Data extract:
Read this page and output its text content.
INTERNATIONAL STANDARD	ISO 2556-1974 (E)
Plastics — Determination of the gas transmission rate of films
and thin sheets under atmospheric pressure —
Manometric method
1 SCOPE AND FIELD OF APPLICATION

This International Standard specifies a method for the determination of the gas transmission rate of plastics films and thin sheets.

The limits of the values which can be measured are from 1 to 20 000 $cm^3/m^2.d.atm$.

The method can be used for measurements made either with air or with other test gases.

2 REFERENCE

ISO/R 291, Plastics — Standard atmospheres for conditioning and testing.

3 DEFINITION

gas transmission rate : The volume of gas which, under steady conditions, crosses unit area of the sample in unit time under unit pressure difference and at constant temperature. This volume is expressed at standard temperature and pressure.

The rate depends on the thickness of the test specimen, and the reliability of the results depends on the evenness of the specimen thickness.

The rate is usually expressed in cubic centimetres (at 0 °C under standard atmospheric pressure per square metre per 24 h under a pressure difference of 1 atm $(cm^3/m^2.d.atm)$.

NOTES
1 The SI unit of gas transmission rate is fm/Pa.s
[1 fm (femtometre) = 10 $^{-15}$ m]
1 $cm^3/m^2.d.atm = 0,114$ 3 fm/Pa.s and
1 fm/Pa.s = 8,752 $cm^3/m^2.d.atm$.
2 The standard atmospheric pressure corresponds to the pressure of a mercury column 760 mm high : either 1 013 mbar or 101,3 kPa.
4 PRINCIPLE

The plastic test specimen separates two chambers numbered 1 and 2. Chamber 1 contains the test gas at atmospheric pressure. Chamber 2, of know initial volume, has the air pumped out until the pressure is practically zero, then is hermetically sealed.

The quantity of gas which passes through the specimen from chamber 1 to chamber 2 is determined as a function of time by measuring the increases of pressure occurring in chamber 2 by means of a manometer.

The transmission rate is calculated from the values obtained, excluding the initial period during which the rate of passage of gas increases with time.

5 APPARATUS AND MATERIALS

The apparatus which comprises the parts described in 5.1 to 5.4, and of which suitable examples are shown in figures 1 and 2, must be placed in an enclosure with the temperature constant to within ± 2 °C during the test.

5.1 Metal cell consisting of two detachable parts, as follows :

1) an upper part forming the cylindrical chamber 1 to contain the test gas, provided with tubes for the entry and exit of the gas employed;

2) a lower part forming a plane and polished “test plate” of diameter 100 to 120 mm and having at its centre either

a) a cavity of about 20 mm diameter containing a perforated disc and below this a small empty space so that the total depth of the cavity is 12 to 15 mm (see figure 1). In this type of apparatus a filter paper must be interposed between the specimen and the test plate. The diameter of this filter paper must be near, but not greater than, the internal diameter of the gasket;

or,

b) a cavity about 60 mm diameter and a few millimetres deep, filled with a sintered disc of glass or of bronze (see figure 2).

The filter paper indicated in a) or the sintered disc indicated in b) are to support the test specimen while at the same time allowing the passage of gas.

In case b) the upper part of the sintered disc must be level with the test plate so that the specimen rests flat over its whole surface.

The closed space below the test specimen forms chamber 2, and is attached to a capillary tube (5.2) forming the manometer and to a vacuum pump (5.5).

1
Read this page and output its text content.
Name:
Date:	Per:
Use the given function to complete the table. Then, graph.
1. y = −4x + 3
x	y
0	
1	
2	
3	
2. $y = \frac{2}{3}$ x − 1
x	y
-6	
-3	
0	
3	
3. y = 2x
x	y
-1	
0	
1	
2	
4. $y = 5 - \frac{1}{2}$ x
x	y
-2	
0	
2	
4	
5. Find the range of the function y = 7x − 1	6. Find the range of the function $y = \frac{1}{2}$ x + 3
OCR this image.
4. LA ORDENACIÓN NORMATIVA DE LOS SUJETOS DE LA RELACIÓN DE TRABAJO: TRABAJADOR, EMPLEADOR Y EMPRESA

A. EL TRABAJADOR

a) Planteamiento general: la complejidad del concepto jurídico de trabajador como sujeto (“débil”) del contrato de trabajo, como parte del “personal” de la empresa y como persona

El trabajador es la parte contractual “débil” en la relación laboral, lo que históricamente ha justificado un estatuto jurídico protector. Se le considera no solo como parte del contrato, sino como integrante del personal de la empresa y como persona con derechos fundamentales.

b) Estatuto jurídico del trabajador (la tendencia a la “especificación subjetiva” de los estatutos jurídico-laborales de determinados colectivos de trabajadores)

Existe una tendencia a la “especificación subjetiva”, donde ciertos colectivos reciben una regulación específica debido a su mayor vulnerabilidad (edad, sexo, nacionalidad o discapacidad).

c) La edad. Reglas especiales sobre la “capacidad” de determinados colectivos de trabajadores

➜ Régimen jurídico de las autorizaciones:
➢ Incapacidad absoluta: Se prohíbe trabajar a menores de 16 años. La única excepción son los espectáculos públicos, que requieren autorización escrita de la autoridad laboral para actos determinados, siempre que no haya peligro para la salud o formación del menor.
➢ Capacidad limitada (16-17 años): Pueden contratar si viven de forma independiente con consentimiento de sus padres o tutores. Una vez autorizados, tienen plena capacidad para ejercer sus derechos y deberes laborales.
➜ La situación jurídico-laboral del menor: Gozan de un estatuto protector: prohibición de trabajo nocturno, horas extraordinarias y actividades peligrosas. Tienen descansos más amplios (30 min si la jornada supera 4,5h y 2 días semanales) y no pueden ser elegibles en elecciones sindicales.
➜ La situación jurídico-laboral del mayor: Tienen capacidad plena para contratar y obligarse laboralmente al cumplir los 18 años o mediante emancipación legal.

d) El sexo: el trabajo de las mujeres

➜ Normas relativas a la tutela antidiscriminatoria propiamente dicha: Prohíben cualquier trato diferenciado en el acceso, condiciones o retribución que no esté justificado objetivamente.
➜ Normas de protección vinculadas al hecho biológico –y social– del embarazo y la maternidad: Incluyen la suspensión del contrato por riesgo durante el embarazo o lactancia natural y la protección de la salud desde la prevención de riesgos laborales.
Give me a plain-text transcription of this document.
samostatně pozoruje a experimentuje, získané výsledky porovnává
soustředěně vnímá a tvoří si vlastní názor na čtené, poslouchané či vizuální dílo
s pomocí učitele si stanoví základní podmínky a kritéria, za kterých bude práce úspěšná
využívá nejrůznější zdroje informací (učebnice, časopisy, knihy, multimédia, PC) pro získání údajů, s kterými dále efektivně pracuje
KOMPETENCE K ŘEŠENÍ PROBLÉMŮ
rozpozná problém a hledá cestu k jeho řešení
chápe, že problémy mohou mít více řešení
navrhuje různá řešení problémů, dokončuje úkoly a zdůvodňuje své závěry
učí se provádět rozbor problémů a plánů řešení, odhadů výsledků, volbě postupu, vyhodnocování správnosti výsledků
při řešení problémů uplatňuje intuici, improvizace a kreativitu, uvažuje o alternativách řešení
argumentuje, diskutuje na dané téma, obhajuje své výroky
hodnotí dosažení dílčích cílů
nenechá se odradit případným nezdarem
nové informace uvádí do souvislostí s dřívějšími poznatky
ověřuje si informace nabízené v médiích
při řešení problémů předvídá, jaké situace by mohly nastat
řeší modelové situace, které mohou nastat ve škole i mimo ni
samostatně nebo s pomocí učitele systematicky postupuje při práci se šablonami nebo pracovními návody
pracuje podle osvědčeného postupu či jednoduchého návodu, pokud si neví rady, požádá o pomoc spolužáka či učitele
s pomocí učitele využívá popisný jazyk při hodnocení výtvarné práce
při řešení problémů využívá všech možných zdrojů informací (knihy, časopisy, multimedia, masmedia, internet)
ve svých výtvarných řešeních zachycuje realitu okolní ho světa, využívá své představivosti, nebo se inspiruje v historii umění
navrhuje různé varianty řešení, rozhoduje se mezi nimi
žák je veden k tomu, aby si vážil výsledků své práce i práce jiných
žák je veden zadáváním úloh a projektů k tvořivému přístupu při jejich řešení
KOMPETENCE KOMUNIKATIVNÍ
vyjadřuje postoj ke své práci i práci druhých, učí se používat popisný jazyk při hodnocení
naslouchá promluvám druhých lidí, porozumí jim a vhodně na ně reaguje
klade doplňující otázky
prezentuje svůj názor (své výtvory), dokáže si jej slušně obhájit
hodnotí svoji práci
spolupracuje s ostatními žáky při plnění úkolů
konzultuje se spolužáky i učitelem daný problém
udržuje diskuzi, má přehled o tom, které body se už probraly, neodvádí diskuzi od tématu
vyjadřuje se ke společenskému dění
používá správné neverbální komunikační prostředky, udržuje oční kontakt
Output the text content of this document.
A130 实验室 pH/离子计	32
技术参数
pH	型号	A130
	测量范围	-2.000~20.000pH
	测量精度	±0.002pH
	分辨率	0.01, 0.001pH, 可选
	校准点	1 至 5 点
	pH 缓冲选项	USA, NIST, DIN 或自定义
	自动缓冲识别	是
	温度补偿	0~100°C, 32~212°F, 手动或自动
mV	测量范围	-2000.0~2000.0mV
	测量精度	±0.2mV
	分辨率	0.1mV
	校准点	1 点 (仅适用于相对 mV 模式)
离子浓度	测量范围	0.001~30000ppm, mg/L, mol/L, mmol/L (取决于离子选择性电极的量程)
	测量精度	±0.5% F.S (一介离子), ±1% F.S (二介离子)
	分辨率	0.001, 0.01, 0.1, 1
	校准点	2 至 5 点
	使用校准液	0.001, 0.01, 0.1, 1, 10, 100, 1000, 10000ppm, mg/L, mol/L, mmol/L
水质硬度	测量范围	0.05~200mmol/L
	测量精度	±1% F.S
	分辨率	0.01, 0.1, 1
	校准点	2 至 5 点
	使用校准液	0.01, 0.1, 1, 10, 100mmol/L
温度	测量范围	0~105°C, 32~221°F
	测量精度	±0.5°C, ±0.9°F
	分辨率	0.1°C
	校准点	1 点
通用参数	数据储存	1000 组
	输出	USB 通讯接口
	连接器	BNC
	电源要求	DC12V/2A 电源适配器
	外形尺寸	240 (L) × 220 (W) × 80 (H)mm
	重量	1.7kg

What this task involves:
Set down exactly what runs from the line with "Output the text content of this document." to the last line of the data above, including both of those lines and no others.

Complete answer:
Output the text content of this document.
A130 实验室 pH/离子计	32
技术参数
pH	型号	A130
	测量范围	-2.000~20.000pH
	测量精度	±0.002pH
	分辨率	0.01, 0.001pH, 可选
	校准点	1 至 5 点
	pH 缓冲选项	USA, NIST, DIN 或自定义
	自动缓冲识别	是
	温度补偿	0~100°C, 32~212°F, 手动或自动
mV	测量范围	-2000.0~2000.0mV
	测量精度	±0.2mV
	分辨率	0.1mV
	校准点	1 点 (仅适用于相对 mV 模式)
离子浓度	测量范围	0.001~30000ppm, mg/L, mol/L, mmol/L (取决于离子选择性电极的量程)
	测量精度	±0.5% F.S (一介离子), ±1% F.S (二介离子)
	分辨率	0.001, 0.01, 0.1, 1
	校准点	2 至 5 点
	使用校准液	0.001, 0.01, 0.1, 1, 10, 100, 1000, 10000ppm, mg/L, mol/L, mmol/L
水质硬度	测量范围	0.05~200mmol/L
	测量精度	±1% F.S
	分辨率	0.01, 0.1, 1
	校准点	2 至 5 点
	使用校准液	0.01, 0.1, 1, 10, 100mmol/L
温度	测量范围	0~105°C, 32~221°F
	测量精度	±0.5°C, ±0.9°F
	分辨率	0.1°C
	校准点	1 点
通用参数	数据储存	1000 组
	输出	USB 通讯接口
	连接器	BNC
	电源要求	DC12V/2A 电源适配器
	外形尺寸	240 (L) × 220 (W) × 80 (H)mm
	重量	1.7kg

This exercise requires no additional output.